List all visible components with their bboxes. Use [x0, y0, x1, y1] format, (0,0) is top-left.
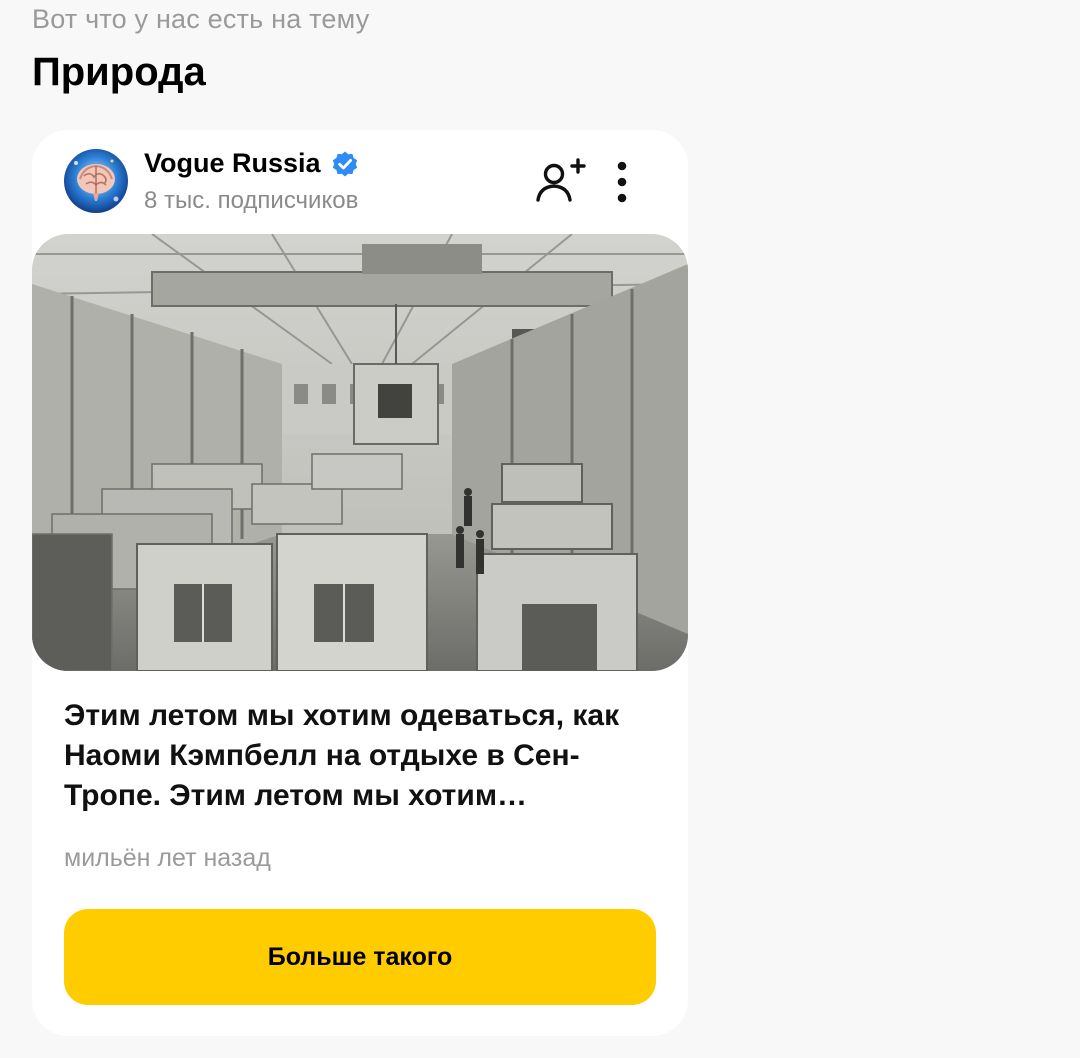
brain-avatar-image	[64, 149, 128, 213]
channel-header[interactable]: Vogue Russia	[144, 148, 359, 179]
page-title: Природа	[32, 50, 206, 94]
channel-name[interactable]: Vogue Russia	[144, 148, 321, 179]
article-title[interactable]: Этим летом мы хотим одеваться, как Наоми…	[64, 696, 664, 816]
subscribe-button[interactable]	[532, 154, 592, 210]
article-card[interactable]: Vogue Russia 8 тыс. подписчиков Этим лет…	[32, 130, 688, 1036]
article-cover-image[interactable]	[32, 234, 688, 671]
more-like-this-button[interactable]: Больше такого	[64, 909, 656, 1005]
more-options-button[interactable]	[608, 158, 636, 206]
channel-avatar[interactable]	[64, 149, 128, 213]
section-subtitle: Вот что у нас есть на тему	[32, 4, 370, 34]
add-user-icon	[536, 158, 586, 202]
verified-check-icon	[332, 151, 357, 176]
subscriber-count: 8 тыс. подписчиков	[144, 187, 359, 214]
vertical-dots-icon	[617, 161, 627, 203]
factory-hall-photo	[32, 234, 688, 671]
article-timestamp: мильён лет назад	[64, 844, 271, 872]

__PROBLEM TO WORK ON__: Reproduce the items above, swapping each "interactable" for "clickable" and changing nothing else. Leave the pictures out of the output.

__SOLUTION TO THIS PROBLEM__:
List all visible components with their bboxes. Use [x0, y0, x1, y1] format, (0,0) is top-left.
brain-avatar-image	[64, 149, 128, 213]
channel-header[clickable]: Vogue Russia	[144, 148, 359, 179]
page-title: Природа	[32, 50, 206, 94]
channel-name[clickable]: Vogue Russia	[144, 148, 321, 179]
article-title[clickable]: Этим летом мы хотим одеваться, как Наоми…	[64, 696, 664, 816]
subscribe-button[clickable]	[532, 154, 592, 210]
article-card[clickable]: Vogue Russia 8 тыс. подписчиков Этим лет…	[32, 130, 688, 1036]
article-cover-image[clickable]	[32, 234, 688, 671]
more-like-this-button[clickable]: Больше такого	[64, 909, 656, 1005]
more-options-button[clickable]	[608, 158, 636, 206]
channel-avatar[clickable]	[64, 149, 128, 213]
section-subtitle: Вот что у нас есть на тему	[32, 4, 370, 34]
add-user-icon	[536, 158, 586, 202]
verified-check-icon	[332, 151, 357, 176]
subscriber-count: 8 тыс. подписчиков	[144, 187, 359, 214]
vertical-dots-icon	[617, 161, 627, 203]
factory-hall-photo	[32, 234, 688, 671]
article-timestamp: мильён лет назад	[64, 844, 271, 872]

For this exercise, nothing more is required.